Structured figure records

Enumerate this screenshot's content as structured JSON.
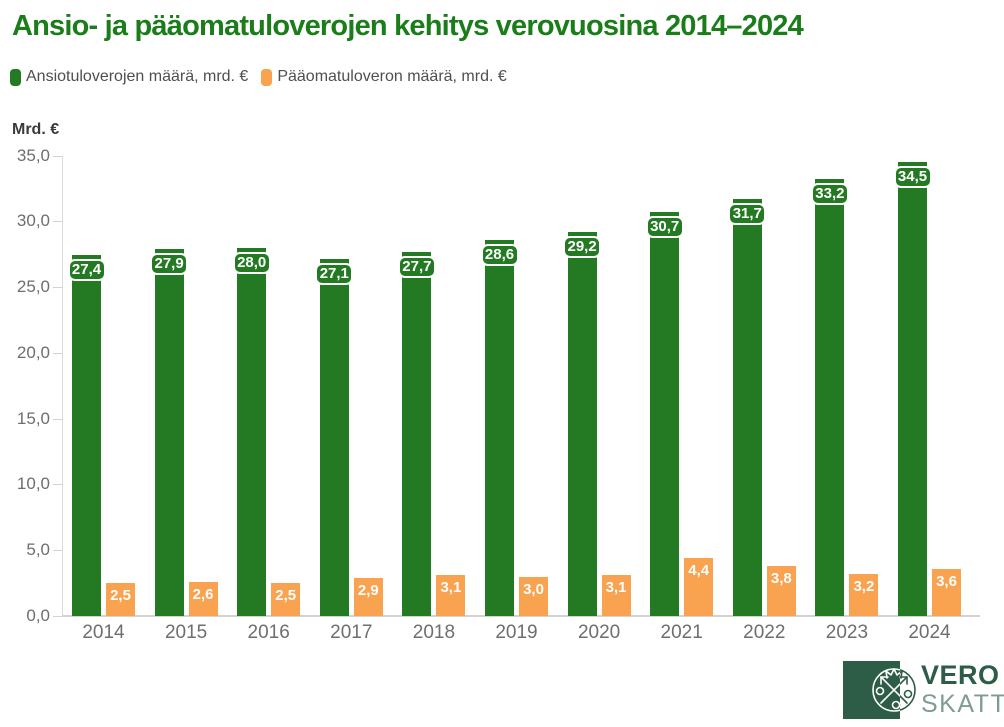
{
  "title": "Ansio- ja pääomatuloverojen kehitys verovuosina 2014–2024",
  "legend": {
    "items": [
      {
        "label": "Ansiotuloverojen määrä, mrd. €",
        "color": "#237a23"
      },
      {
        "label": "Pääomatuloveron määrä, mrd. €",
        "color": "#f9a24f"
      }
    ]
  },
  "chart_data": {
    "type": "bar",
    "title": "Ansio- ja pääomatuloverojen kehitys verovuosina 2014–2024",
    "ylabel": "Mrd. €",
    "xlabel": "",
    "ylim": [
      0,
      35
    ],
    "ytick_values": [
      0,
      5,
      10,
      15,
      20,
      25,
      30,
      35
    ],
    "ytick_labels": [
      "0,0",
      "5,0",
      "10,0",
      "15,0",
      "20,0",
      "25,0",
      "30,0",
      "35,0"
    ],
    "grid": false,
    "legend_position": "top-left",
    "categories": [
      "2014",
      "2015",
      "2016",
      "2017",
      "2018",
      "2019",
      "2020",
      "2021",
      "2022",
      "2023",
      "2024"
    ],
    "series": [
      {
        "name": "Ansiotuloverojen määrä, mrd. €",
        "color": "#237a23",
        "values": [
          27.4,
          27.9,
          28.0,
          27.1,
          27.7,
          28.6,
          29.2,
          30.7,
          31.7,
          33.2,
          34.5
        ],
        "labels": [
          "27,4",
          "27,9",
          "28,0",
          "27,1",
          "27,7",
          "28,6",
          "29,2",
          "30,7",
          "31,7",
          "33,2",
          "34,5"
        ]
      },
      {
        "name": "Pääomatuloveron määrä, mrd. €",
        "color": "#f9a24f",
        "values": [
          2.5,
          2.6,
          2.5,
          2.9,
          3.1,
          3.0,
          3.1,
          4.4,
          3.8,
          3.2,
          3.6
        ],
        "labels": [
          "2,5",
          "2,6",
          "2,5",
          "2,9",
          "3,1",
          "3,0",
          "3,1",
          "4,4",
          "3,8",
          "3,2",
          "3,6"
        ]
      }
    ]
  },
  "logo": {
    "line1": "VERO",
    "line2": "SKATT",
    "emblem": "vero-skatt-emblem",
    "square_color": "#2d5c47"
  }
}
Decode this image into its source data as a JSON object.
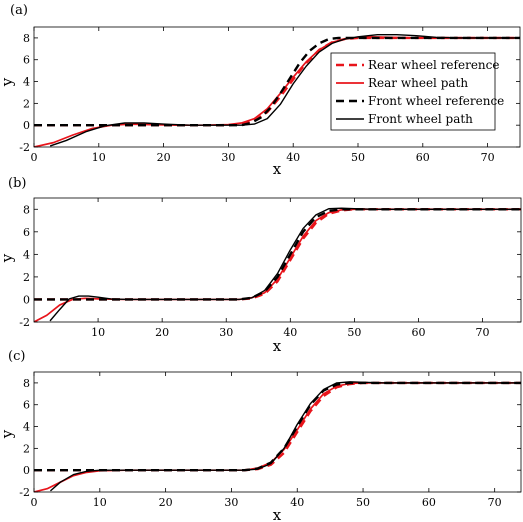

__To be done__
List every line above that contains the word "name".

__Response to this exercise__
        "name": "Ansiotuloverojen määrä, mrd. €",
        "name": "Pääomatuloveron määrä, mrd. €",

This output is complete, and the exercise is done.